* _TASK INSTRUCTIONS_
Count the lines below that contain the word "REPORTAGE" and give only that number.

>> begin PROVIDED DATA

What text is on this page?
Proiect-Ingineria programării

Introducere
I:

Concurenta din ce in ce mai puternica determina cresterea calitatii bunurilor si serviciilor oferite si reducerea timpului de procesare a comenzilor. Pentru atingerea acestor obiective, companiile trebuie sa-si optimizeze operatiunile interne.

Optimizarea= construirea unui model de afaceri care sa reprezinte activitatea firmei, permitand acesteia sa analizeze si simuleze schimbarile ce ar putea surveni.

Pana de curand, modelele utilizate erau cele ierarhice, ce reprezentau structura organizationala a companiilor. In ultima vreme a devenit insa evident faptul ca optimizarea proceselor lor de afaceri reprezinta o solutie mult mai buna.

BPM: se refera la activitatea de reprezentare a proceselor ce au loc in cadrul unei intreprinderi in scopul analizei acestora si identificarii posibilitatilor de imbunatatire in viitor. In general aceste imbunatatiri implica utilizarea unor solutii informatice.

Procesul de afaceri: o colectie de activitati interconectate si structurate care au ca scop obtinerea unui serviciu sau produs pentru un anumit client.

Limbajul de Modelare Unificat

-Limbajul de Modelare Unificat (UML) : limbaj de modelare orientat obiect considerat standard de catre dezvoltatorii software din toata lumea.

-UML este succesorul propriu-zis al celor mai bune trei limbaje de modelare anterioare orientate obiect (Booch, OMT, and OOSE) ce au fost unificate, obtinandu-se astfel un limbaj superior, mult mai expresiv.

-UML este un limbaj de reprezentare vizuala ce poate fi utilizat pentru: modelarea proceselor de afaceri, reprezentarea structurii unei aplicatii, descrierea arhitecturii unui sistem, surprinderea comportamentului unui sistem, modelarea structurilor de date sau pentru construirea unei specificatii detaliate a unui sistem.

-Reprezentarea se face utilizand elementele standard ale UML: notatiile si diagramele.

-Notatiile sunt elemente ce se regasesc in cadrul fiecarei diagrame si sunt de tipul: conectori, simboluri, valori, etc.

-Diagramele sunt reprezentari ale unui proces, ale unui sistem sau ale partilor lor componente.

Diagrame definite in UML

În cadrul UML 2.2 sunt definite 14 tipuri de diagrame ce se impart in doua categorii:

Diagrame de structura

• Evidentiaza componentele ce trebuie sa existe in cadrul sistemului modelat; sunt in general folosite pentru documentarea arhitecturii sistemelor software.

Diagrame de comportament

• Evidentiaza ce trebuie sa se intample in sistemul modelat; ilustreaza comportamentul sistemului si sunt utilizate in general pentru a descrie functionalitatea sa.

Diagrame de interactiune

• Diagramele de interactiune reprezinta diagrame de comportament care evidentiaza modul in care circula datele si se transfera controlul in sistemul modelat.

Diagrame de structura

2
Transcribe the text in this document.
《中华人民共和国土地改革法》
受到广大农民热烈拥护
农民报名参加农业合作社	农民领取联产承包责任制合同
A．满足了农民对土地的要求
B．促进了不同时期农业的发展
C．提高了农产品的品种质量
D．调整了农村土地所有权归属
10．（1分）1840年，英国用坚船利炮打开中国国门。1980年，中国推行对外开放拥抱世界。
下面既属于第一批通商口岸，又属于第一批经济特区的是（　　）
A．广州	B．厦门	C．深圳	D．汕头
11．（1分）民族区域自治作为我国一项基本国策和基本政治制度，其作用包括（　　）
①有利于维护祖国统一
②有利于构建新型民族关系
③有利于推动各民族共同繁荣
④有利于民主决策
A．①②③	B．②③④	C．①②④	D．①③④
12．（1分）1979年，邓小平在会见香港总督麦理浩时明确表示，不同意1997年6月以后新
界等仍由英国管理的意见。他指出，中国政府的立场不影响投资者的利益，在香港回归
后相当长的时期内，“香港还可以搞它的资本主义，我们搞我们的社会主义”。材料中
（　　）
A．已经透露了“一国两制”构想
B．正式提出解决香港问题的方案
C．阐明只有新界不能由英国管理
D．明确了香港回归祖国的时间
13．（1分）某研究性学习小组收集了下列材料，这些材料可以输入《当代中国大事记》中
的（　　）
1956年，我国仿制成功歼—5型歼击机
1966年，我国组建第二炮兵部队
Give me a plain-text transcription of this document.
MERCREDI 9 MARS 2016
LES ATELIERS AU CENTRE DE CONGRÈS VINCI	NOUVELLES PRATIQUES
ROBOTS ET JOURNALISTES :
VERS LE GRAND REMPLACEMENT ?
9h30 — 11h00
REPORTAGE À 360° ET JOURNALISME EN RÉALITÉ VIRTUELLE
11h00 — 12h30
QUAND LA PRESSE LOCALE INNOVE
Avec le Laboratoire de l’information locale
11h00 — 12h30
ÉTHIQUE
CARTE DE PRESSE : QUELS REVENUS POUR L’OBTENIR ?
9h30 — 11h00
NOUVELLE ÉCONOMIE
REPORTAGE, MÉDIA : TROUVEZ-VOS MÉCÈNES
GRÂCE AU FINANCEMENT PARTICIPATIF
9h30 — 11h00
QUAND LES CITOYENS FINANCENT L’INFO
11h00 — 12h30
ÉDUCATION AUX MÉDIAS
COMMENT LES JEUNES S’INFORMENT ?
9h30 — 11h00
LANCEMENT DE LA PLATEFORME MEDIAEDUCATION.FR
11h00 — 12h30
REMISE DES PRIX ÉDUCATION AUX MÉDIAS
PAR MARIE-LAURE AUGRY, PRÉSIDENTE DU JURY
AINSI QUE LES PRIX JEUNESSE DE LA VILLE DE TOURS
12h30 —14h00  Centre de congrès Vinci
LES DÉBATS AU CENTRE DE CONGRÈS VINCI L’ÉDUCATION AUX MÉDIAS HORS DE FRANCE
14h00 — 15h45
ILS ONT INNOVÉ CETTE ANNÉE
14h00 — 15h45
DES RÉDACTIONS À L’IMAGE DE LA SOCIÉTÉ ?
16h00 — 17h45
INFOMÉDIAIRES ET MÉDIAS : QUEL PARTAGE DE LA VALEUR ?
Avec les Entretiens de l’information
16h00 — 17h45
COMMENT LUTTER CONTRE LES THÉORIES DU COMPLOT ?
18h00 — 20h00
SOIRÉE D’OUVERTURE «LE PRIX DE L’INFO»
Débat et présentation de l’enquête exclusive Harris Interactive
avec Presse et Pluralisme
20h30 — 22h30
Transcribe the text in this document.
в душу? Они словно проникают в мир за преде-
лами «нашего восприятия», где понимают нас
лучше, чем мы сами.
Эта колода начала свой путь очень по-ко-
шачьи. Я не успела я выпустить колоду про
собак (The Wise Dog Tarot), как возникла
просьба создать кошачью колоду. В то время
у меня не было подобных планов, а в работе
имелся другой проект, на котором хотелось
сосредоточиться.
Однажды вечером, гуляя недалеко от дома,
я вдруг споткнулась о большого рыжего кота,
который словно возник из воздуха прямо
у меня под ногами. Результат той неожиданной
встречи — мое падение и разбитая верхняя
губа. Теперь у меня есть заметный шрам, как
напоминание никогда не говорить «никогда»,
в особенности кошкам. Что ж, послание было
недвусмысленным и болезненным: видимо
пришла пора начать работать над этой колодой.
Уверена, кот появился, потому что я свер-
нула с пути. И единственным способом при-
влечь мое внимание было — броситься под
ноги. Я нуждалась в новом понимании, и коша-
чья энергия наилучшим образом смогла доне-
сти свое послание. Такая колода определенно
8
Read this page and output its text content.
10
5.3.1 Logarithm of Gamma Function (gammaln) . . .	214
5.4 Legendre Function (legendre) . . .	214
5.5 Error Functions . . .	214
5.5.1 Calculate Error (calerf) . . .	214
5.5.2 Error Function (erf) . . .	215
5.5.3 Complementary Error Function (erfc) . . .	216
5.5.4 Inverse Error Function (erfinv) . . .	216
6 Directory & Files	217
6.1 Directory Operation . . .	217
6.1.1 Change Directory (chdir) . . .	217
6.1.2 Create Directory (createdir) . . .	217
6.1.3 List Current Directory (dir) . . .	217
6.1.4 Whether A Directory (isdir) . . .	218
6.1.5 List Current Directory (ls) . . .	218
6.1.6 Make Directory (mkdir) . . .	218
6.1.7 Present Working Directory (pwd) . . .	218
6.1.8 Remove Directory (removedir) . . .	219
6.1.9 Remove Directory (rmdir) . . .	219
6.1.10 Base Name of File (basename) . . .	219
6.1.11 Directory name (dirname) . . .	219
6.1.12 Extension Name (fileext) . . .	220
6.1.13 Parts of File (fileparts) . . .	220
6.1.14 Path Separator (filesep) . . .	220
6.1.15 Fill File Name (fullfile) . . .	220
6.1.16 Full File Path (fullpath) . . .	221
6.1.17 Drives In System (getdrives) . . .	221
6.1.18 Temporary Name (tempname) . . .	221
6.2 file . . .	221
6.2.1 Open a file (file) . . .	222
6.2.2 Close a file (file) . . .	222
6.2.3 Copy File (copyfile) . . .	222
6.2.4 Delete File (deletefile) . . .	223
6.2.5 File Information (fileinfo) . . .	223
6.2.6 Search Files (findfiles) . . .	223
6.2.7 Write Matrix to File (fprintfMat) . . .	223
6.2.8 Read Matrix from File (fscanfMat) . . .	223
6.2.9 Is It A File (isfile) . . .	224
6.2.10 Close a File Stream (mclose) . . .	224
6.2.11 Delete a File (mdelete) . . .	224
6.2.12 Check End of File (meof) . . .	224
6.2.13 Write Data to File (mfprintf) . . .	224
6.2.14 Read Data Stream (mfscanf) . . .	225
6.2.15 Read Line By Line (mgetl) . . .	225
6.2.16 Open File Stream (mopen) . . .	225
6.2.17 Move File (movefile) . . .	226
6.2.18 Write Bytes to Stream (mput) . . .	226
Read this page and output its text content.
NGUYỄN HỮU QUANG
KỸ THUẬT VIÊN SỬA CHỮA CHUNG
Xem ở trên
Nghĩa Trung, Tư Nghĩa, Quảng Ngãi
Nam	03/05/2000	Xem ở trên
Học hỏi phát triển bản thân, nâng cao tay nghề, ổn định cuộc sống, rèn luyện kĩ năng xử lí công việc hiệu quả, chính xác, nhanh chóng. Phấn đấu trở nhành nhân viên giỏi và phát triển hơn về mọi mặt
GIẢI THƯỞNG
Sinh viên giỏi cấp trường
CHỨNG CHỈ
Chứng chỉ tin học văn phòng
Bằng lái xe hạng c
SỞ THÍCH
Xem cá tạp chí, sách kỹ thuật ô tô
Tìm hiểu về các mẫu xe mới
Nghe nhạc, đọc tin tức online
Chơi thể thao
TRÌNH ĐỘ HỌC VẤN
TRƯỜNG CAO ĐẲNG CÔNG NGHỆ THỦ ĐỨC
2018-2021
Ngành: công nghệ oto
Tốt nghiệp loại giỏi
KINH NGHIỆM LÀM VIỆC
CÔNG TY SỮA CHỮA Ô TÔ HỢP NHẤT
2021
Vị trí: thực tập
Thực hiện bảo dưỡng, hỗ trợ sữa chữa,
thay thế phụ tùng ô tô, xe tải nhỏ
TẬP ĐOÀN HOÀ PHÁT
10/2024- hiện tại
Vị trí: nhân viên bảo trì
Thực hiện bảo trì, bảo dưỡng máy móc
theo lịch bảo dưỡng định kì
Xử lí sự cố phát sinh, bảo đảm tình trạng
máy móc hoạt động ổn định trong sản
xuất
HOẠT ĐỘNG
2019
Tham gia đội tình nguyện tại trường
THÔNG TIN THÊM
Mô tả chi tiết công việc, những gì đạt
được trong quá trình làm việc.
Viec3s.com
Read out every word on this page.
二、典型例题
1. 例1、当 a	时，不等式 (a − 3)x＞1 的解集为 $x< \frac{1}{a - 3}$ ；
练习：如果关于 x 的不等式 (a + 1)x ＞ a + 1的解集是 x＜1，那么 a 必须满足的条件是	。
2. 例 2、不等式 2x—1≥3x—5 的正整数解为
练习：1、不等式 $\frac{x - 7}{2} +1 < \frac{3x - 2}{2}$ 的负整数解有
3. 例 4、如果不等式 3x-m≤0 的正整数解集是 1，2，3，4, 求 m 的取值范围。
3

>> end PROVIDED DATA

* _OUTPUT_
2